[start]
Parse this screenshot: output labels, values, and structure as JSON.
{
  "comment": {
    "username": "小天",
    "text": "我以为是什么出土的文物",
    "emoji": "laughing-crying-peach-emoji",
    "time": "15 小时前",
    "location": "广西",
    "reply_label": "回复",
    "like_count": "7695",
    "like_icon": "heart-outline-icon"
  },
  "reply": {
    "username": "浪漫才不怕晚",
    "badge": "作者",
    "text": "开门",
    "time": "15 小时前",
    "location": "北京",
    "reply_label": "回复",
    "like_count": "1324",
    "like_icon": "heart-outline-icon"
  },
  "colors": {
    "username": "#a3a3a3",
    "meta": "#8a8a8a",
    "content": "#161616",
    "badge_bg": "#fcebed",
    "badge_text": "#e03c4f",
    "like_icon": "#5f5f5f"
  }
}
[end]
THE EXERCISE -> The records above should be repeated in full, exactly as given.

RIGHT ANSWER ->
Parse this screenshot: output labels, values, and structure as JSON.
{
  "comment": {
    "username": "小天",
    "text": "我以为是什么出土的文物",
    "emoji": "laughing-crying-peach-emoji",
    "time": "15 小时前",
    "location": "广西",
    "reply_label": "回复",
    "like_count": "7695",
    "like_icon": "heart-outline-icon"
  },
  "reply": {
    "username": "浪漫才不怕晚",
    "badge": "作者",
    "text": "开门",
    "time": "15 小时前",
    "location": "北京",
    "reply_label": "回复",
    "like_count": "1324",
    "like_icon": "heart-outline-icon"
  },
  "colors": {
    "username": "#a3a3a3",
    "meta": "#8a8a8a",
    "content": "#161616",
    "badge_bg": "#fcebed",
    "badge_text": "#e03c4f",
    "like_icon": "#5f5f5f"
  }
}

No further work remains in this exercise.